[Element and region listings]
════════════════

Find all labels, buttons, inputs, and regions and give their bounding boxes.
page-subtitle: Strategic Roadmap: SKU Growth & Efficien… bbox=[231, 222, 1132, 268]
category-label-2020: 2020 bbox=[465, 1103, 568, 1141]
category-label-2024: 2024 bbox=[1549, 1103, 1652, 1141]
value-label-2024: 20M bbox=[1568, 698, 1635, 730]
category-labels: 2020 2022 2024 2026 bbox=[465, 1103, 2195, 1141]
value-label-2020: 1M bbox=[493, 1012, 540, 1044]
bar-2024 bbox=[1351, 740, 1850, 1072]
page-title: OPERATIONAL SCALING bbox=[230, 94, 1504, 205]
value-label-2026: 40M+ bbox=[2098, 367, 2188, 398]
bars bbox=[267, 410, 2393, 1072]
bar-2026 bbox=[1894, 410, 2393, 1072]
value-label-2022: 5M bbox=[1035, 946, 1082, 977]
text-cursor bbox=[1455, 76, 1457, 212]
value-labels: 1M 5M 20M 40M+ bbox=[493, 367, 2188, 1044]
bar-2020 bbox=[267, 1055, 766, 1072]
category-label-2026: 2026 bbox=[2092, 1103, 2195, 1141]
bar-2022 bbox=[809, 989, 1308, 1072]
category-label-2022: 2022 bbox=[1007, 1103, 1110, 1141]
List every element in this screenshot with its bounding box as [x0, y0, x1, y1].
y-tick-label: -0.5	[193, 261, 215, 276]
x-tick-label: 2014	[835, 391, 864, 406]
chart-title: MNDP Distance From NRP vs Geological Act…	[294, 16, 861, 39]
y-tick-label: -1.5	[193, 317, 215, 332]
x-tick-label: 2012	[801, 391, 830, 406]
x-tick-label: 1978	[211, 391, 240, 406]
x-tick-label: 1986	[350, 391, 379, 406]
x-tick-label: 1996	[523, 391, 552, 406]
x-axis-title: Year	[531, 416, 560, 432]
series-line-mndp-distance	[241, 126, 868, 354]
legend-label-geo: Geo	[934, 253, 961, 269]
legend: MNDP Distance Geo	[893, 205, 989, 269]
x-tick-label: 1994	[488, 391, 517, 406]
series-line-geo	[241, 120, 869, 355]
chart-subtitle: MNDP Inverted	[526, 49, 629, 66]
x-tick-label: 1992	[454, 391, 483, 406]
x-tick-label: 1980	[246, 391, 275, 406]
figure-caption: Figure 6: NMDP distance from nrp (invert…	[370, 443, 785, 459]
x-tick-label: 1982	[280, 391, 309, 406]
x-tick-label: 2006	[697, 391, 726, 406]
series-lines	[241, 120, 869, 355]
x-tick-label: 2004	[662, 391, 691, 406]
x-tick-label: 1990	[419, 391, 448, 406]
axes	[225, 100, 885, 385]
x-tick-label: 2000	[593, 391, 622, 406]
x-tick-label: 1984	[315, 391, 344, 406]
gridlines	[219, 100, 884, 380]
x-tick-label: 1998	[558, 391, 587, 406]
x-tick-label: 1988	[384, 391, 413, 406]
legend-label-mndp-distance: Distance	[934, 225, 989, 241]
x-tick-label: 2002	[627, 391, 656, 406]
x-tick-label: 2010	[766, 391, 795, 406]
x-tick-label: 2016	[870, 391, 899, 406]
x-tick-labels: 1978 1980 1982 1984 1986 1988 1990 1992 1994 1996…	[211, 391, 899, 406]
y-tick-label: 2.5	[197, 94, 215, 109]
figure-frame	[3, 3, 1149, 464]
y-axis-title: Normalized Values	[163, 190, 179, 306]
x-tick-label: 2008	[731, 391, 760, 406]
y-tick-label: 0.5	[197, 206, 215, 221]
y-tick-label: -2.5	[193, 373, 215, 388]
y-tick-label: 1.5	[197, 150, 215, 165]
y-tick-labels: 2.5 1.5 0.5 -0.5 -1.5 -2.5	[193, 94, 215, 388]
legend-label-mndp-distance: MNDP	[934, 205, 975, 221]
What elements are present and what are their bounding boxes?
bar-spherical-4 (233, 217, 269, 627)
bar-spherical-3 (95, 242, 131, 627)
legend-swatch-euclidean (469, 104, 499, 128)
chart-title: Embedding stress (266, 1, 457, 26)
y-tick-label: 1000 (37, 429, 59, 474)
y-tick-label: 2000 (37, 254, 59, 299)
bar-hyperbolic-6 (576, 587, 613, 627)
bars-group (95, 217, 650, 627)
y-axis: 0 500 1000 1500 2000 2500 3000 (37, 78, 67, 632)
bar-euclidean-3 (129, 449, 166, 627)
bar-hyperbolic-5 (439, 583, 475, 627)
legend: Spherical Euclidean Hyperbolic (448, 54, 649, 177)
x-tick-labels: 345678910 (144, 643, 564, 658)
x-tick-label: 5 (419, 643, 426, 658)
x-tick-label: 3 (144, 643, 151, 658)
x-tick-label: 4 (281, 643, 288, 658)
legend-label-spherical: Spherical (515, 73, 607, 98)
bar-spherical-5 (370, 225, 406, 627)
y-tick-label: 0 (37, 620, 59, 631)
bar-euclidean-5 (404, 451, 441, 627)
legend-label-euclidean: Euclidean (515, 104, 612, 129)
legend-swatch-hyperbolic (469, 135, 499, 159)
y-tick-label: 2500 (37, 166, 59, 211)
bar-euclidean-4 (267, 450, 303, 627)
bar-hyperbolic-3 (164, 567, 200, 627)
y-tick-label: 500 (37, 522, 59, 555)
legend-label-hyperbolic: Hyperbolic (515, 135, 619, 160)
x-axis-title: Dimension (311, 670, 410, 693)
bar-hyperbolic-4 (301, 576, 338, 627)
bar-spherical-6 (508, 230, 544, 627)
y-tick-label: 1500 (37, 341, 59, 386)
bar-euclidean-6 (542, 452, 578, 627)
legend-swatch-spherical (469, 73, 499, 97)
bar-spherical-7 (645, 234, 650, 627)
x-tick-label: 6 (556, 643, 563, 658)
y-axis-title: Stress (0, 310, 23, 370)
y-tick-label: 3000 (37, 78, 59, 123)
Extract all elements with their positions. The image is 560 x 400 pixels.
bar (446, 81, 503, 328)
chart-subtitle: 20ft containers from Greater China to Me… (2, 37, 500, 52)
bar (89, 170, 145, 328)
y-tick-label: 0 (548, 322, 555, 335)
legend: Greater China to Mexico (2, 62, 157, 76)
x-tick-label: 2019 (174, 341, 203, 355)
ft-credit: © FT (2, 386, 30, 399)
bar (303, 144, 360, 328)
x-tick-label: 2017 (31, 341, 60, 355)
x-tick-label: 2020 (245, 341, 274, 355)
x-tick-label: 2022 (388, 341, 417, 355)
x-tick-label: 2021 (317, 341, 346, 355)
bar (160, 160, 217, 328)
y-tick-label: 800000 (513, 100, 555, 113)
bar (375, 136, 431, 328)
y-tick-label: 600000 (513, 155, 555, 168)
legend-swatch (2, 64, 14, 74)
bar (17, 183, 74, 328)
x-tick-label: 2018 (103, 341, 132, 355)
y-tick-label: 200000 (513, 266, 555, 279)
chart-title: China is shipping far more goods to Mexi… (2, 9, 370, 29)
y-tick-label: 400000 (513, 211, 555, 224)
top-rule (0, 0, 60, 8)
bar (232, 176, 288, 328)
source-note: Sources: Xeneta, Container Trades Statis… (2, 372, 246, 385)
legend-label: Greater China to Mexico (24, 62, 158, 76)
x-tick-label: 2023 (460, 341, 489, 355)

════════════════

REQUEST: Render as a numbered list, with blank lines omitted, the lines of the records beginning with the first line and continuing through the line containing "value-label-2024: 20M bbox=[1568, 698, 1635, 730]".

WRITTEN SOLUTION:
1. Find all labels, buttons, inputs, and regions and give their bounding boxes.
2. page-subtitle: Strategic Roadmap: SKU Growth & Efficien… bbox=[231, 222, 1132, 268]
3. category-label-2020: 2020 bbox=[465, 1103, 568, 1141]
4. category-label-2024: 2024 bbox=[1549, 1103, 1652, 1141]
5. value-label-2024: 20M bbox=[1568, 698, 1635, 730]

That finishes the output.